EXERCISE DESCRIPTION
Please report every line from the material that contains the word "title".

DATA EXCERPTS
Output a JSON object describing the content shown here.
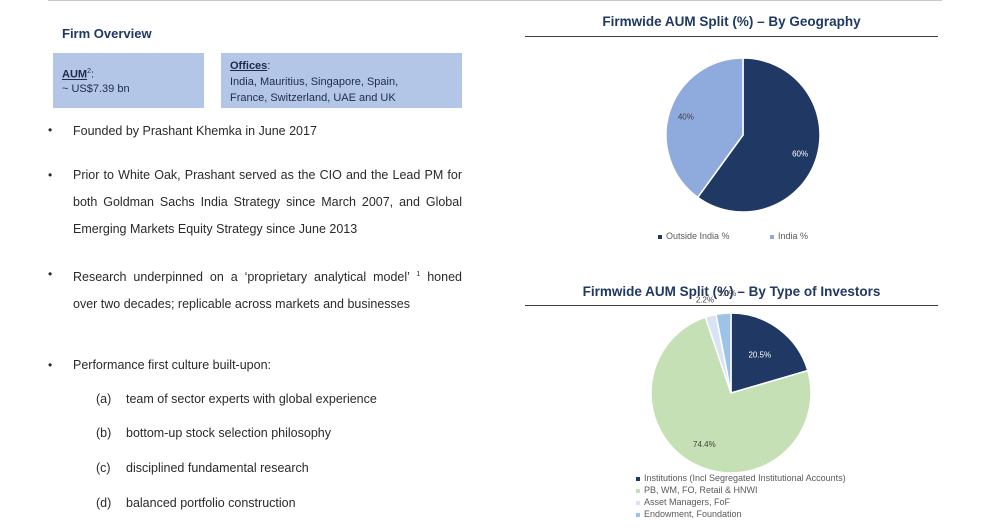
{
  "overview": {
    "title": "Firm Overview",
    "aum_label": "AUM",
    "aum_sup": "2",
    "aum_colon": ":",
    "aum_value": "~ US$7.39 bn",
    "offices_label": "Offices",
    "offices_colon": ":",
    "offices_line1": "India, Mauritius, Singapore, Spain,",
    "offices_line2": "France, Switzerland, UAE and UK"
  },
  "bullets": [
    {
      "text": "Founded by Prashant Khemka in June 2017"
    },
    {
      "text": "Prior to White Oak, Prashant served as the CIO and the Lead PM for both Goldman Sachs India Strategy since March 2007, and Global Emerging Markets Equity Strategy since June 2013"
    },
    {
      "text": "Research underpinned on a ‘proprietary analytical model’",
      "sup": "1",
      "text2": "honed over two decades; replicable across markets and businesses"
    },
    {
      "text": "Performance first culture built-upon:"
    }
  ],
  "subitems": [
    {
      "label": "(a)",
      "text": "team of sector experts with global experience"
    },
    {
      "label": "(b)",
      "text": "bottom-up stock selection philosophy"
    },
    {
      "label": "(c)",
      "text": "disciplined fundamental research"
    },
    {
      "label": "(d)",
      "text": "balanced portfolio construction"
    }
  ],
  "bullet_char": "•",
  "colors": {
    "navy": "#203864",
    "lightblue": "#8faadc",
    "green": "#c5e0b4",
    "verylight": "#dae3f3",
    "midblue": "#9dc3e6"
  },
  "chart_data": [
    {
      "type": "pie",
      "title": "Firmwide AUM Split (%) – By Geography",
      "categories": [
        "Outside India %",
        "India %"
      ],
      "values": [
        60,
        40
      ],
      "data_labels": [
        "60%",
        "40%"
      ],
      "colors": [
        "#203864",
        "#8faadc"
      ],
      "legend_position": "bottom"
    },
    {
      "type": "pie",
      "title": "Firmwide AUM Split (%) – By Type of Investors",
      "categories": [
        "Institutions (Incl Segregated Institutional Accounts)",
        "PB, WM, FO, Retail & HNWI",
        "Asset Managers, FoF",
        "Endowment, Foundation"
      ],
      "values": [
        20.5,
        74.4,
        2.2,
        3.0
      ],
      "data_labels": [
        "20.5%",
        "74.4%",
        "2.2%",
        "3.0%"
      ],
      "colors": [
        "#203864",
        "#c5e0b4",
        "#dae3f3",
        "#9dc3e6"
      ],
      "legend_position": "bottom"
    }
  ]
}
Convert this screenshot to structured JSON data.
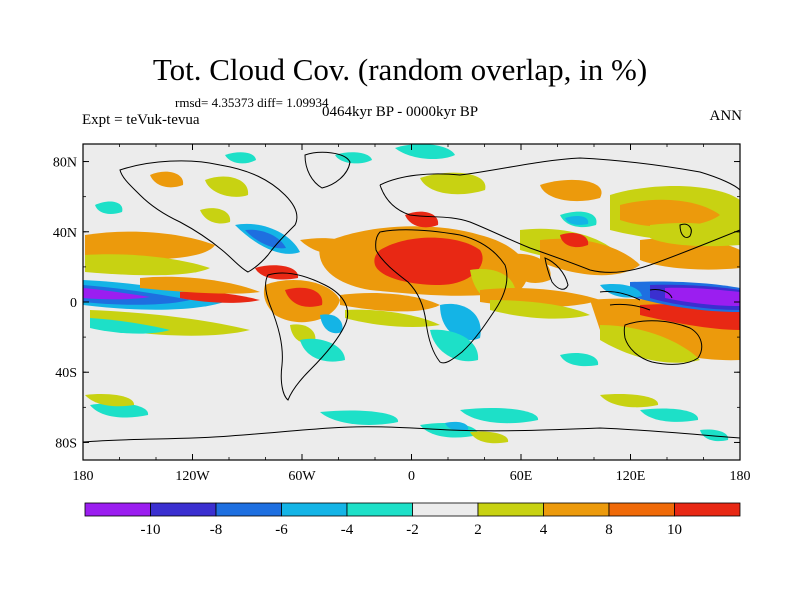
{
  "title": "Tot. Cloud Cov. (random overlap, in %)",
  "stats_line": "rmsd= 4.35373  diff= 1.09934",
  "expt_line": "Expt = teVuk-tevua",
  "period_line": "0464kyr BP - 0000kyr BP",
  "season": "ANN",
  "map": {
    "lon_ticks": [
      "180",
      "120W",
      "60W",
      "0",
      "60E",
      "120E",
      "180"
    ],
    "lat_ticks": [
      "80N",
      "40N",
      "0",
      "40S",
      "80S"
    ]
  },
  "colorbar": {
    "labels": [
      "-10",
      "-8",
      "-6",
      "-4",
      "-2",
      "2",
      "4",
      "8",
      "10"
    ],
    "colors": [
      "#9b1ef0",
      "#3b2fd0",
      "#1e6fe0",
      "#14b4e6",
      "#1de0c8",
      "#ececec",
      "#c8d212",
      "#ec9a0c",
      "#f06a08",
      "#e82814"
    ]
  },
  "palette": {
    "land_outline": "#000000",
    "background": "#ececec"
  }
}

==

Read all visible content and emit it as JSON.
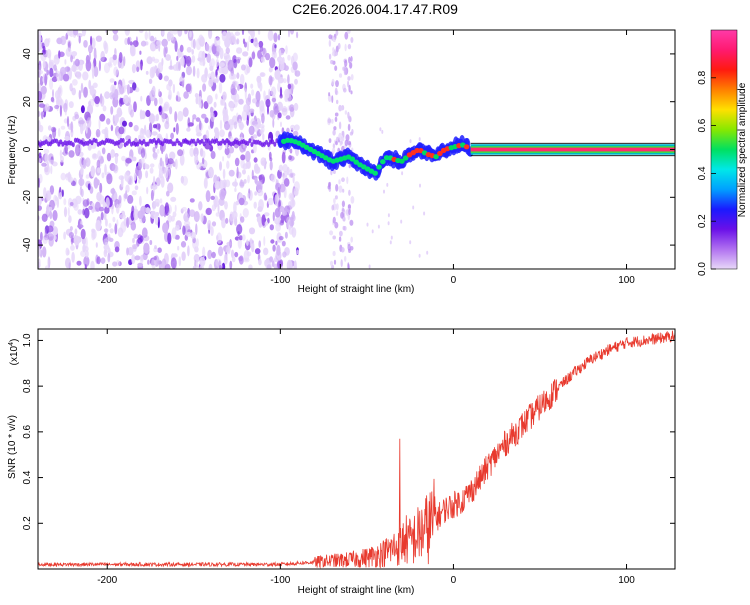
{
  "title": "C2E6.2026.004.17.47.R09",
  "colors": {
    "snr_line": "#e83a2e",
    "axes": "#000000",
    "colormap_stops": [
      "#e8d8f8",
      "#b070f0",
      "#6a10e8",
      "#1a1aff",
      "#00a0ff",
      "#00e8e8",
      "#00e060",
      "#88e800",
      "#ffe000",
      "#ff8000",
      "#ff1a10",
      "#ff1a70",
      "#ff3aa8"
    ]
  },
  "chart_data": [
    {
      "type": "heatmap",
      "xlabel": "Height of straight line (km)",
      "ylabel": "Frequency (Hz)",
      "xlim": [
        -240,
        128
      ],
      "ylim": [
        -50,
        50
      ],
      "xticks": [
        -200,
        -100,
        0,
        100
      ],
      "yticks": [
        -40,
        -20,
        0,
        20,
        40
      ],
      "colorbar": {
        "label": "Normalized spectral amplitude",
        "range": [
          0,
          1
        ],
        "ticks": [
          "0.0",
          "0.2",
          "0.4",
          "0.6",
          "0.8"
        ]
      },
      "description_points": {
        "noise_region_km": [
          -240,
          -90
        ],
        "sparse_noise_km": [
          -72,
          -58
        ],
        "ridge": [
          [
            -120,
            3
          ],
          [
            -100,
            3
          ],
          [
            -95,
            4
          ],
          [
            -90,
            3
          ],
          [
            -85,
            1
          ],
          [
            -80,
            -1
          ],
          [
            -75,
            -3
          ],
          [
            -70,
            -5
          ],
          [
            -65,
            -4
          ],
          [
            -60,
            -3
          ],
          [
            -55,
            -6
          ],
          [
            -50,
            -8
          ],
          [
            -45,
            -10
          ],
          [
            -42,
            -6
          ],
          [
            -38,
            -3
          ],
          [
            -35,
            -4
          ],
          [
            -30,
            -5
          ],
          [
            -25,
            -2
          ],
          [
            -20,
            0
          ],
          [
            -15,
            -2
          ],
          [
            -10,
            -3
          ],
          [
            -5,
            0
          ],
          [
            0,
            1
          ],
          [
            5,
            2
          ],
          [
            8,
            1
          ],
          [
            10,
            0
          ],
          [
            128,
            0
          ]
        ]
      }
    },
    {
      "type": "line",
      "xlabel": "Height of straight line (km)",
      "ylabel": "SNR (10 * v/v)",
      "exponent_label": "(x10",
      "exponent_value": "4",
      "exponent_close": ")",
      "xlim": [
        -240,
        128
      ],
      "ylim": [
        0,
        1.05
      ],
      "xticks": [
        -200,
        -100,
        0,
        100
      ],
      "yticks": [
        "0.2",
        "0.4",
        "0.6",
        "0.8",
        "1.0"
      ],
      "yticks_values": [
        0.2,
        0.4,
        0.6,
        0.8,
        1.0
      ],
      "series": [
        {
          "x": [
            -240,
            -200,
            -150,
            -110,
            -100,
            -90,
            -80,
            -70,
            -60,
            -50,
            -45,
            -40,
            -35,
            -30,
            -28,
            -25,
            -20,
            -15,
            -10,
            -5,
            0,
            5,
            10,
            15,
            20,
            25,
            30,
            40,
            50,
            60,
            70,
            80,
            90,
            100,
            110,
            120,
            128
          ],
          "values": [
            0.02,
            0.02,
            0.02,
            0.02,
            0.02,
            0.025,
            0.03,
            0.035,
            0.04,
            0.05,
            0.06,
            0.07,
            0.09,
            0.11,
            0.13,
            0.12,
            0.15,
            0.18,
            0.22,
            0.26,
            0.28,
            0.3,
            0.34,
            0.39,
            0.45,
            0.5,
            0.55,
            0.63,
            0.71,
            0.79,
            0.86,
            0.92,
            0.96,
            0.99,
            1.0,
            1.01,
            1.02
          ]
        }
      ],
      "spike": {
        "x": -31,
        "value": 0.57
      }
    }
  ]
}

ANSWER TO THE PROBLEM
    "title": "Firm Overview",
      "title": "Firmwide AUM Split (%) – By Geography",
      "title": "Firmwide AUM Split (%) – By Type of Investors",
  "title": "Tot. Cloud Cov. (random overlap, in %)",
  "title": "C2E6.2026.004.17.47.R09",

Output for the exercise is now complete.